AIM -
Write out the listing in full, matching it word for word.

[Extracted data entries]
=-=-=

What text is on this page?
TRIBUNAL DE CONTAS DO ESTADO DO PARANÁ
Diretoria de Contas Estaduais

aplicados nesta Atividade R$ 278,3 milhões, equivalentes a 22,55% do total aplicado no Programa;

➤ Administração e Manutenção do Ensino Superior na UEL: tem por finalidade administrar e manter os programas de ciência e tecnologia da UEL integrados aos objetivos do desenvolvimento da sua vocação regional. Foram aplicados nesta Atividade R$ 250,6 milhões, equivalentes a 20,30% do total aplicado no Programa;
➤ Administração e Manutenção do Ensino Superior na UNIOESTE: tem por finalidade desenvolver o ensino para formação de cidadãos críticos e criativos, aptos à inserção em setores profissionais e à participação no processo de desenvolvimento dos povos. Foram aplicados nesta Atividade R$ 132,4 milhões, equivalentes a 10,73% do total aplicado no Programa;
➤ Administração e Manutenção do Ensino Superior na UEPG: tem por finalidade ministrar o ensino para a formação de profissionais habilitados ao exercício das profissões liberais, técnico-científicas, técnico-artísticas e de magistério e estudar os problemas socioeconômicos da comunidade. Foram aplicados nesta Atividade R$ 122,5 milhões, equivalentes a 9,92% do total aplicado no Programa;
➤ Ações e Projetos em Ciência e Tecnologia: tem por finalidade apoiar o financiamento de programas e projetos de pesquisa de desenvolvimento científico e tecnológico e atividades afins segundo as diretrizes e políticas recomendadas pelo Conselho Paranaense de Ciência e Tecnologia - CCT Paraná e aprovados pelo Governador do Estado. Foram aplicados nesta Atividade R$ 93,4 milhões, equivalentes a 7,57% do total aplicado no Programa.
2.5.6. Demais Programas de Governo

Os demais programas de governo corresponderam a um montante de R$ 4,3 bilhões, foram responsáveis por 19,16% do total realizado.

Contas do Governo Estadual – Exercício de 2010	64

=-=-=

WRITTEN RESPONSE -
What text is on this page?
TRIBUNAL DE CONTAS DO ESTADO DO PARANÁ
Diretoria de Contas Estaduais

aplicados nesta Atividade R$ 278,3 milhões, equivalentes a 22,55% do total aplicado no Programa;

➤ Administração e Manutenção do Ensino Superior na UEL: tem por finalidade administrar e manter os programas de ciência e tecnologia da UEL integrados aos objetivos do desenvolvimento da sua vocação regional. Foram aplicados nesta Atividade R$ 250,6 milhões, equivalentes a 20,30% do total aplicado no Programa;
➤ Administração e Manutenção do Ensino Superior na UNIOESTE: tem por finalidade desenvolver o ensino para formação de cidadãos críticos e criativos, aptos à inserção em setores profissionais e à participação no processo de desenvolvimento dos povos. Foram aplicados nesta Atividade R$ 132,4 milhões, equivalentes a 10,73% do total aplicado no Programa;
➤ Administração e Manutenção do Ensino Superior na UEPG: tem por finalidade ministrar o ensino para a formação de profissionais habilitados ao exercício das profissões liberais, técnico-científicas, técnico-artísticas e de magistério e estudar os problemas socioeconômicos da comunidade. Foram aplicados nesta Atividade R$ 122,5 milhões, equivalentes a 9,92% do total aplicado no Programa;
➤ Ações e Projetos em Ciência e Tecnologia: tem por finalidade apoiar o financiamento de programas e projetos de pesquisa de desenvolvimento científico e tecnológico e atividades afins segundo as diretrizes e políticas recomendadas pelo Conselho Paranaense de Ciência e Tecnologia - CCT Paraná e aprovados pelo Governador do Estado. Foram aplicados nesta Atividade R$ 93,4 milhões, equivalentes a 7,57% do total aplicado no Programa.
2.5.6. Demais Programas de Governo

Os demais programas de governo corresponderam a um montante de R$ 4,3 bilhões, foram responsáveis por 19,16% do total realizado.

Contas do Governo Estadual – Exercício de 2010	64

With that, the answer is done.